* _Set problem_
Copy each line below exactly and leave the pictures out.

* _Given records_
_ _ _ _ _

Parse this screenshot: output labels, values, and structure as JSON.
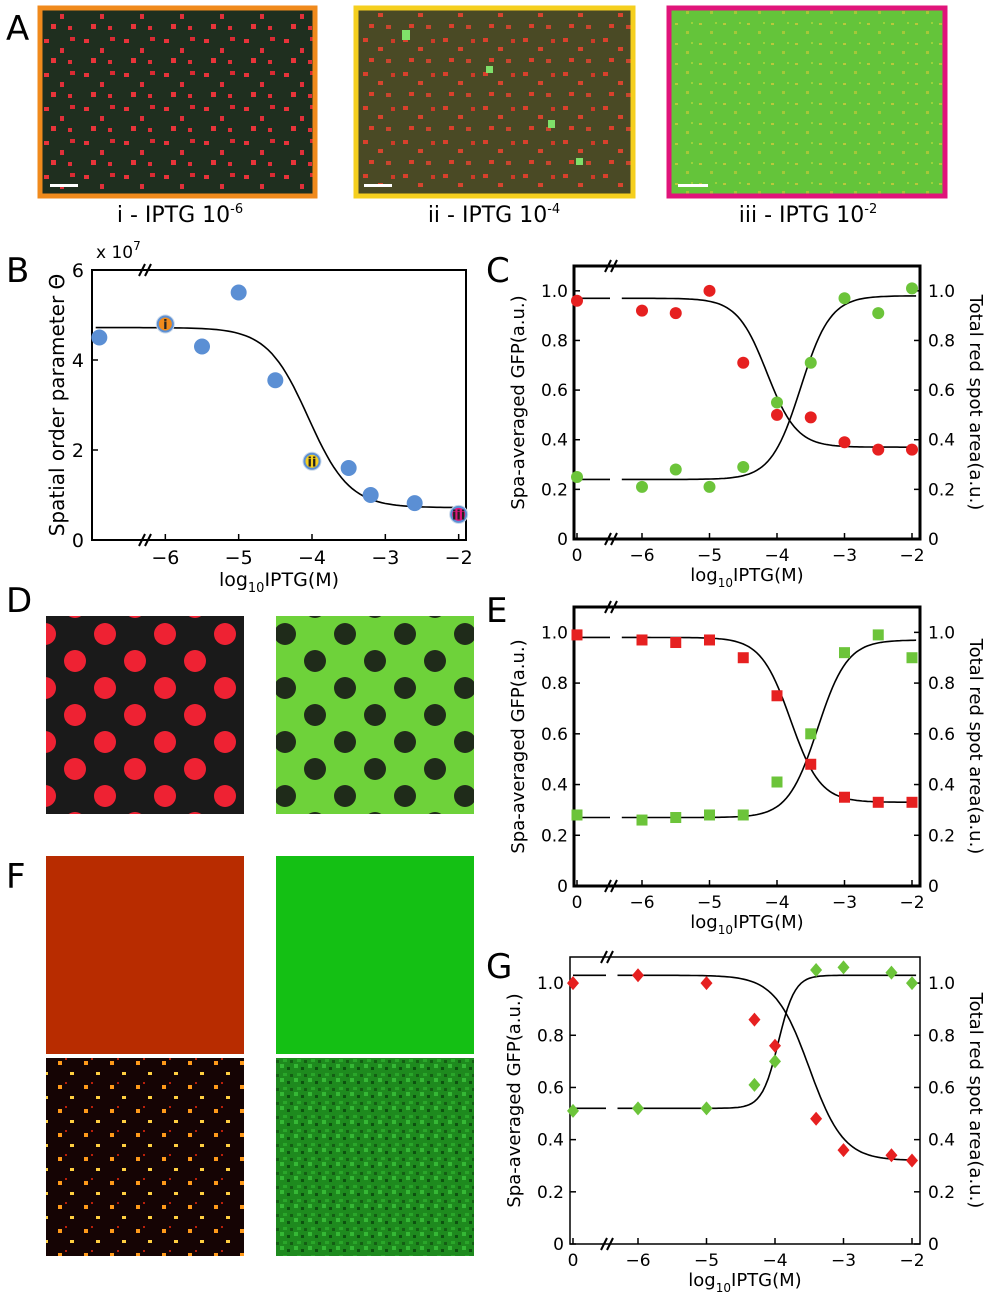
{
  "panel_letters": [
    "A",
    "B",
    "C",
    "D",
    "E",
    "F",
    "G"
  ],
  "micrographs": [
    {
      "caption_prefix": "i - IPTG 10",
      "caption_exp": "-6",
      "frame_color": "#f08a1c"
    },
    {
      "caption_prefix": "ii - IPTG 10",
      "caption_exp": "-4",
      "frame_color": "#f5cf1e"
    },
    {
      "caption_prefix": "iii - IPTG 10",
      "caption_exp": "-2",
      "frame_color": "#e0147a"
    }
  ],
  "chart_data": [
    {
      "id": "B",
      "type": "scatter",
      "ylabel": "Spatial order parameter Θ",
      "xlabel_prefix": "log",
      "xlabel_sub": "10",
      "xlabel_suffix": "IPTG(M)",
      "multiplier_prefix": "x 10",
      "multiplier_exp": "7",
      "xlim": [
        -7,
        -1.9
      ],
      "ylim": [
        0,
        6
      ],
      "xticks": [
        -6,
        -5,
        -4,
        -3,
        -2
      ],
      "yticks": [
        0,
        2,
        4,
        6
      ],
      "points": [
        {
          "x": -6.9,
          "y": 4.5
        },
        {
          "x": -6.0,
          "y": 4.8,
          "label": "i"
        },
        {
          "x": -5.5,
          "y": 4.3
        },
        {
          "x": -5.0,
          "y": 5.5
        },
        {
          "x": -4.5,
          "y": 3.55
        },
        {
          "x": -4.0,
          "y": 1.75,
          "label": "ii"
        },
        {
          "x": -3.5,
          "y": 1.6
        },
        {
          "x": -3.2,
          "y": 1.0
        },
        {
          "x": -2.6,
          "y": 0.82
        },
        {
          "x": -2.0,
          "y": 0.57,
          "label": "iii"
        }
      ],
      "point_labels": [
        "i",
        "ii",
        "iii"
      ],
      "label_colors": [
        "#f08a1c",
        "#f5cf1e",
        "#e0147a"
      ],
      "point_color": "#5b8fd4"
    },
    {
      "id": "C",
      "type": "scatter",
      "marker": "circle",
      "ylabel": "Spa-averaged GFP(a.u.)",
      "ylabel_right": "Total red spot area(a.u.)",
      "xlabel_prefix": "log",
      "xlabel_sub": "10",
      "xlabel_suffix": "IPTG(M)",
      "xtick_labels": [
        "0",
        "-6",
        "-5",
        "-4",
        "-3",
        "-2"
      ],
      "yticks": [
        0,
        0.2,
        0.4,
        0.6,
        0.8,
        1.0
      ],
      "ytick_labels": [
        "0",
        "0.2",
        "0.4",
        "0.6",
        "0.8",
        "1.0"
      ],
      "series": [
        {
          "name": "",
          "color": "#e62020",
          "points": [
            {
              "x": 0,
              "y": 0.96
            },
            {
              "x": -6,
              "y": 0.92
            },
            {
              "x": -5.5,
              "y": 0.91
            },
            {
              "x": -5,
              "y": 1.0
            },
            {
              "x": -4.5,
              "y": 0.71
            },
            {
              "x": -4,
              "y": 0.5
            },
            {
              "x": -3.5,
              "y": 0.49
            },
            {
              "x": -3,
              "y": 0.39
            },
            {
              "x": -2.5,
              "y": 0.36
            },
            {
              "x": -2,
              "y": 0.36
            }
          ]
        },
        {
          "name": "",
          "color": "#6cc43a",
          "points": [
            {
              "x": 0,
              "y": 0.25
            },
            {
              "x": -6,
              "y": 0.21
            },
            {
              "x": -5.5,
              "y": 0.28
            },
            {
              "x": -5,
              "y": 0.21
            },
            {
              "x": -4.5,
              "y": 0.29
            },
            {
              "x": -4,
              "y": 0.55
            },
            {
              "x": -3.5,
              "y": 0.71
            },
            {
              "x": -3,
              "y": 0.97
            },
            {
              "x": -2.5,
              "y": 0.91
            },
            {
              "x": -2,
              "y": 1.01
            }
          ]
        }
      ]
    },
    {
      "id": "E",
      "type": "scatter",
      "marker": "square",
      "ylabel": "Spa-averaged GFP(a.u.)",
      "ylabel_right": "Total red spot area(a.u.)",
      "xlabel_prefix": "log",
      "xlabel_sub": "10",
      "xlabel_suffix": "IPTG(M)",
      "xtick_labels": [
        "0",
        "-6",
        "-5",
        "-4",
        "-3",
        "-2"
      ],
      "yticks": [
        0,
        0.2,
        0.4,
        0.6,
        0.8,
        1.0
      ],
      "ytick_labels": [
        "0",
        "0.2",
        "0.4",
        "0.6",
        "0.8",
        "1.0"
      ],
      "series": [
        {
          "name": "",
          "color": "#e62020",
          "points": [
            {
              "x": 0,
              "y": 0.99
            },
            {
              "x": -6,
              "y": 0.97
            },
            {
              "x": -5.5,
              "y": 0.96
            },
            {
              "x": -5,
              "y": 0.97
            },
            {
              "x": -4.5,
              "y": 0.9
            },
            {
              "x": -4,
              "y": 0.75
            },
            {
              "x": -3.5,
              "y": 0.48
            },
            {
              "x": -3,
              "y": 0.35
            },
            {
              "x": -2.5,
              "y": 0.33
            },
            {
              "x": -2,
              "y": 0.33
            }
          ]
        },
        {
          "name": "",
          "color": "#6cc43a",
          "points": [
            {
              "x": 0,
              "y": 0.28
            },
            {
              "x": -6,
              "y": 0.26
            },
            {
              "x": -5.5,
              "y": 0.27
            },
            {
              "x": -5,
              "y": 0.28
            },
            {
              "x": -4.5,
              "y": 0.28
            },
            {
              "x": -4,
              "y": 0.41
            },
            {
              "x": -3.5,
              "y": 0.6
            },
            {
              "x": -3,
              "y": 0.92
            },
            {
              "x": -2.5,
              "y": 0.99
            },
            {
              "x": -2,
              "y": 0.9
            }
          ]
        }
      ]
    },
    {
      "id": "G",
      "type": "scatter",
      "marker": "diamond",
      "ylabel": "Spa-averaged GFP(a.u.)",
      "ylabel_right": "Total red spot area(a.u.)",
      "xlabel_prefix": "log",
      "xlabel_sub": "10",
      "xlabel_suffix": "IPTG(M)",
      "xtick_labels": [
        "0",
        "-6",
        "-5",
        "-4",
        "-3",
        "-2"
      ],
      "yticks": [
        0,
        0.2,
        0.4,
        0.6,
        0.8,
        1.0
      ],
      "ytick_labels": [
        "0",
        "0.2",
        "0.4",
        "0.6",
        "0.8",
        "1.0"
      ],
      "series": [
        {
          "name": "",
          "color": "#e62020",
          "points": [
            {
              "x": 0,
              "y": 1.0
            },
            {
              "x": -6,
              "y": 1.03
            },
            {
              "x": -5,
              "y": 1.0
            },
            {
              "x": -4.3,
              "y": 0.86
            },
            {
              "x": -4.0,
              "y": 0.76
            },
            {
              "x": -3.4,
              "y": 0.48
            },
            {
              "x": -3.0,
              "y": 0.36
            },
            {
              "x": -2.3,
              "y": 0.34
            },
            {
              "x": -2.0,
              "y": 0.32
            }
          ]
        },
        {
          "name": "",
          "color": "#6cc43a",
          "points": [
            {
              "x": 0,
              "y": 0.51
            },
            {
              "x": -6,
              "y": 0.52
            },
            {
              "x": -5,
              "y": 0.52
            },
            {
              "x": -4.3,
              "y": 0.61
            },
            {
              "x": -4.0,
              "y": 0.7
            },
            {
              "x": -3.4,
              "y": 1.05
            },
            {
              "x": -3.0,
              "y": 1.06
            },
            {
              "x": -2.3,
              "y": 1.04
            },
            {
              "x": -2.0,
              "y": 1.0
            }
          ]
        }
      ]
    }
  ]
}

_ _ _ _ _

* _Correct result_
Parse this screenshot: output labels, values, and structure as JSON.
{
  "panel_letters": [
    "A",
    "B",
    "C",
    "D",
    "E",
    "F",
    "G"
  ],
  "micrographs": [
    {
      "caption_prefix": "i - IPTG 10",
      "caption_exp": "-6",
      "frame_color": "#f08a1c"
    },
    {
      "caption_prefix": "ii - IPTG 10",
      "caption_exp": "-4",
      "frame_color": "#f5cf1e"
    },
    {
      "caption_prefix": "iii - IPTG 10",
      "caption_exp": "-2",
      "frame_color": "#e0147a"
    }
  ],
  "chart_data": [
    {
      "id": "B",
      "type": "scatter",
      "ylabel": "Spatial order parameter Θ",
      "xlabel_prefix": "log",
      "xlabel_sub": "10",
      "xlabel_suffix": "IPTG(M)",
      "multiplier_prefix": "x 10",
      "multiplier_exp": "7",
      "xlim": [
        -7,
        -1.9
      ],
      "ylim": [
        0,
        6
      ],
      "xticks": [
        -6,
        -5,
        -4,
        -3,
        -2
      ],
      "yticks": [
        0,
        2,
        4,
        6
      ],
      "points": [
        {
          "x": -6.9,
          "y": 4.5
        },
        {
          "x": -6.0,
          "y": 4.8,
          "label": "i"
        },
        {
          "x": -5.5,
          "y": 4.3
        },
        {
          "x": -5.0,
          "y": 5.5
        },
        {
          "x": -4.5,
          "y": 3.55
        },
        {
          "x": -4.0,
          "y": 1.75,
          "label": "ii"
        },
        {
          "x": -3.5,
          "y": 1.6
        },
        {
          "x": -3.2,
          "y": 1.0
        },
        {
          "x": -2.6,
          "y": 0.82
        },
        {
          "x": -2.0,
          "y": 0.57,
          "label": "iii"
        }
      ],
      "point_labels": [
        "i",
        "ii",
        "iii"
      ],
      "label_colors": [
        "#f08a1c",
        "#f5cf1e",
        "#e0147a"
      ],
      "point_color": "#5b8fd4"
    },
    {
      "id": "C",
      "type": "scatter",
      "marker": "circle",
      "ylabel": "Spa-averaged GFP(a.u.)",
      "ylabel_right": "Total red spot area(a.u.)",
      "xlabel_prefix": "log",
      "xlabel_sub": "10",
      "xlabel_suffix": "IPTG(M)",
      "xtick_labels": [
        "0",
        "-6",
        "-5",
        "-4",
        "-3",
        "-2"
      ],
      "yticks": [
        0,
        0.2,
        0.4,
        0.6,
        0.8,
        1.0
      ],
      "ytick_labels": [
        "0",
        "0.2",
        "0.4",
        "0.6",
        "0.8",
        "1.0"
      ],
      "series": [
        {
          "name": "",
          "color": "#e62020",
          "points": [
            {
              "x": 0,
              "y": 0.96
            },
            {
              "x": -6,
              "y": 0.92
            },
            {
              "x": -5.5,
              "y": 0.91
            },
            {
              "x": -5,
              "y": 1.0
            },
            {
              "x": -4.5,
              "y": 0.71
            },
            {
              "x": -4,
              "y": 0.5
            },
            {
              "x": -3.5,
              "y": 0.49
            },
            {
              "x": -3,
              "y": 0.39
            },
            {
              "x": -2.5,
              "y": 0.36
            },
            {
              "x": -2,
              "y": 0.36
            }
          ]
        },
        {
          "name": "",
          "color": "#6cc43a",
          "points": [
            {
              "x": 0,
              "y": 0.25
            },
            {
              "x": -6,
              "y": 0.21
            },
            {
              "x": -5.5,
              "y": 0.28
            },
            {
              "x": -5,
              "y": 0.21
            },
            {
              "x": -4.5,
              "y": 0.29
            },
            {
              "x": -4,
              "y": 0.55
            },
            {
              "x": -3.5,
              "y": 0.71
            },
            {
              "x": -3,
              "y": 0.97
            },
            {
              "x": -2.5,
              "y": 0.91
            },
            {
              "x": -2,
              "y": 1.01
            }
          ]
        }
      ]
    },
    {
      "id": "E",
      "type": "scatter",
      "marker": "square",
      "ylabel": "Spa-averaged GFP(a.u.)",
      "ylabel_right": "Total red spot area(a.u.)",
      "xlabel_prefix": "log",
      "xlabel_sub": "10",
      "xlabel_suffix": "IPTG(M)",
      "xtick_labels": [
        "0",
        "-6",
        "-5",
        "-4",
        "-3",
        "-2"
      ],
      "yticks": [
        0,
        0.2,
        0.4,
        0.6,
        0.8,
        1.0
      ],
      "ytick_labels": [
        "0",
        "0.2",
        "0.4",
        "0.6",
        "0.8",
        "1.0"
      ],
      "series": [
        {
          "name": "",
          "color": "#e62020",
          "points": [
            {
              "x": 0,
              "y": 0.99
            },
            {
              "x": -6,
              "y": 0.97
            },
            {
              "x": -5.5,
              "y": 0.96
            },
            {
              "x": -5,
              "y": 0.97
            },
            {
              "x": -4.5,
              "y": 0.9
            },
            {
              "x": -4,
              "y": 0.75
            },
            {
              "x": -3.5,
              "y": 0.48
            },
            {
              "x": -3,
              "y": 0.35
            },
            {
              "x": -2.5,
              "y": 0.33
            },
            {
              "x": -2,
              "y": 0.33
            }
          ]
        },
        {
          "name": "",
          "color": "#6cc43a",
          "points": [
            {
              "x": 0,
              "y": 0.28
            },
            {
              "x": -6,
              "y": 0.26
            },
            {
              "x": -5.5,
              "y": 0.27
            },
            {
              "x": -5,
              "y": 0.28
            },
            {
              "x": -4.5,
              "y": 0.28
            },
            {
              "x": -4,
              "y": 0.41
            },
            {
              "x": -3.5,
              "y": 0.6
            },
            {
              "x": -3,
              "y": 0.92
            },
            {
              "x": -2.5,
              "y": 0.99
            },
            {
              "x": -2,
              "y": 0.9
            }
          ]
        }
      ]
    },
    {
      "id": "G",
      "type": "scatter",
      "marker": "diamond",
      "ylabel": "Spa-averaged GFP(a.u.)",
      "ylabel_right": "Total red spot area(a.u.)",
      "xlabel_prefix": "log",
      "xlabel_sub": "10",
      "xlabel_suffix": "IPTG(M)",
      "xtick_labels": [
        "0",
        "-6",
        "-5",
        "-4",
        "-3",
        "-2"
      ],
      "yticks": [
        0,
        0.2,
        0.4,
        0.6,
        0.8,
        1.0
      ],
      "ytick_labels": [
        "0",
        "0.2",
        "0.4",
        "0.6",
        "0.8",
        "1.0"
      ],
      "series": [
        {
          "name": "",
          "color": "#e62020",
          "points": [
            {
              "x": 0,
              "y": 1.0
            },
            {
              "x": -6,
              "y": 1.03
            },
            {
              "x": -5,
              "y": 1.0
            },
            {
              "x": -4.3,
              "y": 0.86
            },
            {
              "x": -4.0,
              "y": 0.76
            },
            {
              "x": -3.4,
              "y": 0.48
            },
            {
              "x": -3.0,
              "y": 0.36
            },
            {
              "x": -2.3,
              "y": 0.34
            },
            {
              "x": -2.0,
              "y": 0.32
            }
          ]
        },
        {
          "name": "",
          "color": "#6cc43a",
          "points": [
            {
              "x": 0,
              "y": 0.51
            },
            {
              "x": -6,
              "y": 0.52
            },
            {
              "x": -5,
              "y": 0.52
            },
            {
              "x": -4.3,
              "y": 0.61
            },
            {
              "x": -4.0,
              "y": 0.7
            },
            {
              "x": -3.4,
              "y": 1.05
            },
            {
              "x": -3.0,
              "y": 1.06
            },
            {
              "x": -2.3,
              "y": 1.04
            },
            {
              "x": -2.0,
              "y": 1.0
            }
          ]
        }
      ]
    }
  ]
}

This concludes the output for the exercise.